▶ Task statement
Rewrite the records from their start through the line containing "- y-tick-mark-left: [103, 341, 109, 343]", inclusive, substituting "fp-value-label" for every "fp-count-label" and leaving everything else unchanged.

(Extracted data entries)
:::::
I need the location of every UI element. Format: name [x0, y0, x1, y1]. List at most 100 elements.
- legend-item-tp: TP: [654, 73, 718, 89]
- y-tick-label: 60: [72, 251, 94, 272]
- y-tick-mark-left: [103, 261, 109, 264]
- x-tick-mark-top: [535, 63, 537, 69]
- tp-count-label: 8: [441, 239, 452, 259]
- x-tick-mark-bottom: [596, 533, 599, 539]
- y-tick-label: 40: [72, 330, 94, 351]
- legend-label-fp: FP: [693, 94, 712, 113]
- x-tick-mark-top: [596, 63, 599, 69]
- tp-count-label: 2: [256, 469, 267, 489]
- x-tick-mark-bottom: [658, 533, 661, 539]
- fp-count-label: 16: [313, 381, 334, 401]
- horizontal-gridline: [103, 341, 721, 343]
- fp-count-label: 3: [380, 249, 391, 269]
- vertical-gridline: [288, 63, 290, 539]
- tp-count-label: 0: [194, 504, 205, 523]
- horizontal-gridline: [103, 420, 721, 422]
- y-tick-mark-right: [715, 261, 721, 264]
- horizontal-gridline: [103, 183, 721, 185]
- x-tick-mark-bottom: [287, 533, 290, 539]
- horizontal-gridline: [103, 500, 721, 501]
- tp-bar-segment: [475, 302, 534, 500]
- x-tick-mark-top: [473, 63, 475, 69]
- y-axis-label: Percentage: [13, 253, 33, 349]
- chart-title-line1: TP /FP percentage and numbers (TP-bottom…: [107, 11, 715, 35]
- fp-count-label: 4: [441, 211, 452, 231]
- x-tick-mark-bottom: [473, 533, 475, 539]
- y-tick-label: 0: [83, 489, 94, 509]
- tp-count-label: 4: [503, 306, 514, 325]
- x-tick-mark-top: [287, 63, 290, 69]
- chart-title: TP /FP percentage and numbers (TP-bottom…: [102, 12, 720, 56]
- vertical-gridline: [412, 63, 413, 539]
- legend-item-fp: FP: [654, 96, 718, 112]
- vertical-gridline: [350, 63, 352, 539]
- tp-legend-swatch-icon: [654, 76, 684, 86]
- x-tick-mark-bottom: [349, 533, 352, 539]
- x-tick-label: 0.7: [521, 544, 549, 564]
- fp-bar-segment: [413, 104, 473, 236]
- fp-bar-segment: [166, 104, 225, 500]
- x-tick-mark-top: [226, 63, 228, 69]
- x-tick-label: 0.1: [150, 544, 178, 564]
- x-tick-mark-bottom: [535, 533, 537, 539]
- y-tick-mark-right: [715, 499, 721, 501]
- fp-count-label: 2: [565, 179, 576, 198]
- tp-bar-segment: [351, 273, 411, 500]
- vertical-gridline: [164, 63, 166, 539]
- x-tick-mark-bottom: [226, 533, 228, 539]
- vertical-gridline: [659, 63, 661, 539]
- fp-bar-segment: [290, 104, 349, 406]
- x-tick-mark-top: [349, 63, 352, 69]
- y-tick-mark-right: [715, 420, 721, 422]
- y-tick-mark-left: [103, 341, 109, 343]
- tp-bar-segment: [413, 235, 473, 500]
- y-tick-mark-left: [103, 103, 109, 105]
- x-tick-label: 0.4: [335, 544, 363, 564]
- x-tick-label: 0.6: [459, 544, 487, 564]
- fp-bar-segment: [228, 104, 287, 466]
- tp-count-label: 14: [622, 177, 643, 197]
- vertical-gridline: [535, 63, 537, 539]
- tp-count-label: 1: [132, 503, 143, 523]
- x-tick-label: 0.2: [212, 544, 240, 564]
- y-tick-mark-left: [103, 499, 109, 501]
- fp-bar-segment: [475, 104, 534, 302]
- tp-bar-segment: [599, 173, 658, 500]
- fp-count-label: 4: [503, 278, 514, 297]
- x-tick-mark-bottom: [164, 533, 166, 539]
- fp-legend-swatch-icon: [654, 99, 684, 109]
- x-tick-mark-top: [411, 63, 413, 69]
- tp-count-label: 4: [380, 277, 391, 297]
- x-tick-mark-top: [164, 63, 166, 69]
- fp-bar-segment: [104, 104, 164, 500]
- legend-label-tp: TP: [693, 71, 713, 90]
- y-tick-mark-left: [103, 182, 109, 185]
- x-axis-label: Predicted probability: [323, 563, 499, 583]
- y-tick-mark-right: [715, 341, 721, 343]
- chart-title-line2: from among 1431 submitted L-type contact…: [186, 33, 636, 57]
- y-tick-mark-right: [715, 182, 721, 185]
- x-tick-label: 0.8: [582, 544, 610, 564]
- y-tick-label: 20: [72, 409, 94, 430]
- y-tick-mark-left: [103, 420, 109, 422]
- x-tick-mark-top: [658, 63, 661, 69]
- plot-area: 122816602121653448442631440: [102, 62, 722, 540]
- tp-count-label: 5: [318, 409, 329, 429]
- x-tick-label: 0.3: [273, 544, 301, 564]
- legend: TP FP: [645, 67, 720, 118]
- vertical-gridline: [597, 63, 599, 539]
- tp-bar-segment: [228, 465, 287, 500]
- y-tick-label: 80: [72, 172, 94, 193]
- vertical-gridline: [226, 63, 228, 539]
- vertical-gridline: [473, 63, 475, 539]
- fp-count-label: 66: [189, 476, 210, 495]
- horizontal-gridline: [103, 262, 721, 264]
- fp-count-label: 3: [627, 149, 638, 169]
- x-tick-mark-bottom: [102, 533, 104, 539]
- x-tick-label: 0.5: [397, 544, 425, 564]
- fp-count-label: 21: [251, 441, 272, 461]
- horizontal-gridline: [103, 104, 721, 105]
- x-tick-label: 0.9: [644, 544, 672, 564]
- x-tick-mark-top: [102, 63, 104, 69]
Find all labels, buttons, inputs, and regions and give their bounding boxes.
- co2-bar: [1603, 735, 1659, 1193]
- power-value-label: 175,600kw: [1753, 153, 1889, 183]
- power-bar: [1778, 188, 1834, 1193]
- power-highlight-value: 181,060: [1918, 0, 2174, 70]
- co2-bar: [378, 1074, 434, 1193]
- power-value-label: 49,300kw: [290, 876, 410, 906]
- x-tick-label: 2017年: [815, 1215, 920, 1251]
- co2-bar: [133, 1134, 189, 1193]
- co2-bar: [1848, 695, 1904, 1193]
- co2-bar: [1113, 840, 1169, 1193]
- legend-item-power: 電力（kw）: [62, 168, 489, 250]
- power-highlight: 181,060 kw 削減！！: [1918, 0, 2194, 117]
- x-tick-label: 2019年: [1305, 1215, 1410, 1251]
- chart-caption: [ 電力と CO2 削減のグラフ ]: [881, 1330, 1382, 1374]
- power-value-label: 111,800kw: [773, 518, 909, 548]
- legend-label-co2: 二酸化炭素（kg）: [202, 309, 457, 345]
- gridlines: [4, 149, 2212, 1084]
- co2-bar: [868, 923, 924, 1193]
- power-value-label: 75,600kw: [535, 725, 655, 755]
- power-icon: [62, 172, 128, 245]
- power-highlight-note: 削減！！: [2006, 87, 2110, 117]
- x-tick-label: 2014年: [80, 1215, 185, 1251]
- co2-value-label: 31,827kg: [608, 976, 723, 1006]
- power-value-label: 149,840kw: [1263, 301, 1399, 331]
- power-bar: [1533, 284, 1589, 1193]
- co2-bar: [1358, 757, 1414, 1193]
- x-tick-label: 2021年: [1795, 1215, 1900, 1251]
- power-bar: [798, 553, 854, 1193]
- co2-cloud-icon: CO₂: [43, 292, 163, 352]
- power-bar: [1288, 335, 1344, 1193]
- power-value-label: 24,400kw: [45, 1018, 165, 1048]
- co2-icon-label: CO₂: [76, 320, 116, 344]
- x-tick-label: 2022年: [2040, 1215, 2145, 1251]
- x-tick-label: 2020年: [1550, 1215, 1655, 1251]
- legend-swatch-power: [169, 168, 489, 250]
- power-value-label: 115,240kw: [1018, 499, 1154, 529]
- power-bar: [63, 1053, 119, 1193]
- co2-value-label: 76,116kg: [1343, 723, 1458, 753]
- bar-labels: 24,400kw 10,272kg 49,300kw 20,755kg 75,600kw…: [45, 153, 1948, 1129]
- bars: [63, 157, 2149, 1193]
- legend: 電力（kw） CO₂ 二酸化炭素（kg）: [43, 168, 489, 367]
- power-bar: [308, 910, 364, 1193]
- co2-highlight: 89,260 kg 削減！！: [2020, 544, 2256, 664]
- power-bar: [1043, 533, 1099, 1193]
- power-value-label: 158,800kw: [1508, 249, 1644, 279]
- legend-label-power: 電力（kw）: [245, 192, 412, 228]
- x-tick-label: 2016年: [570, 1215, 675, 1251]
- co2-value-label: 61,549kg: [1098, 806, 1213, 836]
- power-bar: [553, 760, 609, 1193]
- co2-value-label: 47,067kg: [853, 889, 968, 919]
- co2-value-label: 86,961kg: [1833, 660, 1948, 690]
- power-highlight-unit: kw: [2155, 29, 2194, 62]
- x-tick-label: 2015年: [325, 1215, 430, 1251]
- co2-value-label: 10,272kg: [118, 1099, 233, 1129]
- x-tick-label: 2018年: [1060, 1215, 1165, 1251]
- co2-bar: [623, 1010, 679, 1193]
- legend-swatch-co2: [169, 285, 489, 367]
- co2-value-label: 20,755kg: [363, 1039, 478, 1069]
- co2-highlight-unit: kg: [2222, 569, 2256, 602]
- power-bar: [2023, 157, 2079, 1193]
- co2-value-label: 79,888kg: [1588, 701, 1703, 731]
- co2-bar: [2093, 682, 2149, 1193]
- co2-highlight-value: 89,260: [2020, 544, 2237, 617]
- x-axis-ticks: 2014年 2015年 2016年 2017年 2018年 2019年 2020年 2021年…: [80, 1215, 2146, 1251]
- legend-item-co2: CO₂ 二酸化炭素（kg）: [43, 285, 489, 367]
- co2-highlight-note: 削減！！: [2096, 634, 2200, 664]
:::::
▶ The result
I need the location of every UI element. Format: name [x0, y0, x1, y1]. List at most 100 elements.
- legend-item-tp: TP: [654, 73, 718, 89]
- y-tick-label: 60: [72, 251, 94, 272]
- y-tick-mark-left: [103, 261, 109, 264]
- x-tick-mark-top: [535, 63, 537, 69]
- tp-count-label: 8: [441, 239, 452, 259]
- x-tick-mark-bottom: [596, 533, 599, 539]
- y-tick-label: 40: [72, 330, 94, 351]
- legend-label-fp: FP: [693, 94, 712, 113]
- x-tick-mark-top: [596, 63, 599, 69]
- tp-count-label: 2: [256, 469, 267, 489]
- x-tick-mark-bottom: [658, 533, 661, 539]
- fp-value-label: 16: [313, 381, 334, 401]
- horizontal-gridline: [103, 341, 721, 343]
- fp-value-label: 3: [380, 249, 391, 269]
- vertical-gridline: [288, 63, 290, 539]
- tp-count-label: 0: [194, 504, 205, 523]
- horizontal-gridline: [103, 420, 721, 422]
- y-tick-mark-right: [715, 261, 721, 264]
- horizontal-gridline: [103, 183, 721, 185]
- x-tick-mark-bottom: [287, 533, 290, 539]
- horizontal-gridline: [103, 500, 721, 501]
- tp-bar-segment: [475, 302, 534, 500]
- x-tick-mark-top: [473, 63, 475, 69]
- y-axis-label: Percentage: [13, 253, 33, 349]
- chart-title-line1: TP /FP percentage and numbers (TP-bottom…: [107, 11, 715, 35]
- fp-value-label: 4: [441, 211, 452, 231]
- x-tick-mark-bottom: [473, 533, 475, 539]
- y-tick-label: 0: [83, 489, 94, 509]
- tp-count-label: 4: [503, 306, 514, 325]
- x-tick-mark-top: [287, 63, 290, 69]
- chart-title: TP /FP percentage and numbers (TP-bottom…: [102, 12, 720, 56]
- vertical-gridline: [412, 63, 413, 539]
- legend-item-fp: FP: [654, 96, 718, 112]
- vertical-gridline: [350, 63, 352, 539]
- tp-legend-swatch-icon: [654, 76, 684, 86]
- x-tick-mark-bottom: [349, 533, 352, 539]
- x-tick-label: 0.7: [521, 544, 549, 564]
- fp-bar-segment: [413, 104, 473, 236]
- fp-bar-segment: [166, 104, 225, 500]
- x-tick-mark-top: [226, 63, 228, 69]
- x-tick-label: 0.1: [150, 544, 178, 564]
- x-tick-mark-bottom: [535, 533, 537, 539]
- y-tick-mark-right: [715, 499, 721, 501]
- fp-value-label: 2: [565, 179, 576, 198]
- tp-bar-segment: [351, 273, 411, 500]
- vertical-gridline: [164, 63, 166, 539]
- x-tick-mark-bottom: [226, 533, 228, 539]
- vertical-gridline: [659, 63, 661, 539]
- fp-bar-segment: [290, 104, 349, 406]
- x-tick-mark-top: [349, 63, 352, 69]
- y-tick-mark-right: [715, 420, 721, 422]
- y-tick-mark-left: [103, 341, 109, 343]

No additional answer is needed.